----- EXTRACTED MATERIAL -----
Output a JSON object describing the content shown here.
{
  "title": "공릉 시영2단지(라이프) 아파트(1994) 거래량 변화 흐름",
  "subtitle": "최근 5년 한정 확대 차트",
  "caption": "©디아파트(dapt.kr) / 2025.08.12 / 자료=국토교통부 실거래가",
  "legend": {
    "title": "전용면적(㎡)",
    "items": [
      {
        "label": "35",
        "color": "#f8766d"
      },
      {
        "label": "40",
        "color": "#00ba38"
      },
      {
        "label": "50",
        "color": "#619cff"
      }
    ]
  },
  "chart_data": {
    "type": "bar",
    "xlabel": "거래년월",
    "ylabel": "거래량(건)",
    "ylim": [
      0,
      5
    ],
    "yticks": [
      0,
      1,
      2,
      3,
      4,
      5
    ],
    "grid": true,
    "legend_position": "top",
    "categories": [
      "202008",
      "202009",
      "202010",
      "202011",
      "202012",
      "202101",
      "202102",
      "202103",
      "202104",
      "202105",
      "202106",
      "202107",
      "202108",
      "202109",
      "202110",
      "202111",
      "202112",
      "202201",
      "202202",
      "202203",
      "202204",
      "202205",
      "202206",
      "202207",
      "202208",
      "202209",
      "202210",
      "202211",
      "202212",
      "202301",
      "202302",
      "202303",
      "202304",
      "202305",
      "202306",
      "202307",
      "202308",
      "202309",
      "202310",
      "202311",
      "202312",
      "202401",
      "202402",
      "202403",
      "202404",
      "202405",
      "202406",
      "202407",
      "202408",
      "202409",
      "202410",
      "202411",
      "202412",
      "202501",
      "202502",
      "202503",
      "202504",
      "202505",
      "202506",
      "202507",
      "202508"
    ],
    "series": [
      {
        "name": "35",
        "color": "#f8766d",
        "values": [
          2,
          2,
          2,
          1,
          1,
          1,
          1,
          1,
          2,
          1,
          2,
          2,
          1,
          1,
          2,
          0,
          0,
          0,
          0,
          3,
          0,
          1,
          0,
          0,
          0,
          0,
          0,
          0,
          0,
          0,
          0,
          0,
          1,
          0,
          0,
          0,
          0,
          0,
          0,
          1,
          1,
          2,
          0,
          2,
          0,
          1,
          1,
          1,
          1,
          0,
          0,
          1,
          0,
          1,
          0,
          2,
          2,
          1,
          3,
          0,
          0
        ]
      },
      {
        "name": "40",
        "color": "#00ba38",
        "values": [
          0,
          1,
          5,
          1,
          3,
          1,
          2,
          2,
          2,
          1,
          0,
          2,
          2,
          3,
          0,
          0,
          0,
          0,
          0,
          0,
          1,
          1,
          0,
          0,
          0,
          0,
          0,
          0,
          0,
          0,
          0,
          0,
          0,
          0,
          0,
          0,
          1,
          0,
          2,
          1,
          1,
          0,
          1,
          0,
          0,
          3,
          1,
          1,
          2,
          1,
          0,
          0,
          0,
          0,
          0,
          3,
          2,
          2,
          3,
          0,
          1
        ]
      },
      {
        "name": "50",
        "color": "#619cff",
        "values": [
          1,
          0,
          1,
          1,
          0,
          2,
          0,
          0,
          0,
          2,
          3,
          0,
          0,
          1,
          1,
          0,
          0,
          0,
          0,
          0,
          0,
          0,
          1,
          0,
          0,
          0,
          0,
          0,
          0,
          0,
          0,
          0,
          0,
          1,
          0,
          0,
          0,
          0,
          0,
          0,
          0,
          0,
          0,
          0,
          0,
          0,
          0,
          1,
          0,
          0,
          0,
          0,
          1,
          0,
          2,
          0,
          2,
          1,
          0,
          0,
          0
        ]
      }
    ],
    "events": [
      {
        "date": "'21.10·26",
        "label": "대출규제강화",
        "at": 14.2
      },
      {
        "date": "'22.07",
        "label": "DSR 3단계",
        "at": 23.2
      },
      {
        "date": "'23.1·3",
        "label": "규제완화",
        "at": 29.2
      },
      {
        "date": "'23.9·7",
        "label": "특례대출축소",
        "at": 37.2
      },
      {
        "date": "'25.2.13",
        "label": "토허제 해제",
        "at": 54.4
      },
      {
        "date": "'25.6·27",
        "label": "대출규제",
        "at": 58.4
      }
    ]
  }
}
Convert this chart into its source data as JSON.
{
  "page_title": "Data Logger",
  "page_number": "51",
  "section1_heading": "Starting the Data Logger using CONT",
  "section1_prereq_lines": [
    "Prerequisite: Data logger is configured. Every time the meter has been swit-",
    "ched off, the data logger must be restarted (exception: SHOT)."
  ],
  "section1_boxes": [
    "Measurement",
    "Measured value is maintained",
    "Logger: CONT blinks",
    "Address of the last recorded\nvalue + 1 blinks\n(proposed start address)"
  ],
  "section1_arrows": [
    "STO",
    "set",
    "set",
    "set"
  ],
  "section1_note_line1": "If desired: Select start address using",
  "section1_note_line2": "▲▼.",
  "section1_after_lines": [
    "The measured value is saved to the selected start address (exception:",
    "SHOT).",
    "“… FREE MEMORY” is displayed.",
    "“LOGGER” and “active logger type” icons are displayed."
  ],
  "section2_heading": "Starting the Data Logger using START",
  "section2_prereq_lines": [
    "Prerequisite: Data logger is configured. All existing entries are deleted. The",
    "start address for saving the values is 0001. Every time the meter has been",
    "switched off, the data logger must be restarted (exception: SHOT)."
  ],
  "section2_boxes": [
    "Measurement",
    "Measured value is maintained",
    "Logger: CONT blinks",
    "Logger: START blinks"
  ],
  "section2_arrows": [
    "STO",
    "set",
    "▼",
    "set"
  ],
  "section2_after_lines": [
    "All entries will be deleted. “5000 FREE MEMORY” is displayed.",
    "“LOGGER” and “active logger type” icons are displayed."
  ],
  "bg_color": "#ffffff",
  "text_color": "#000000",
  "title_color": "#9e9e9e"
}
-----
WHAT YOU ARE ASKED TO DO ▸
Select every line of the records holding the string "configured".

WRITTEN RESPONSE ▸
    "Prerequisite: Data logger is configured. Every time the meter has been swit-",
    "Prerequisite: Data logger is configured. All existing entries are deleted. The",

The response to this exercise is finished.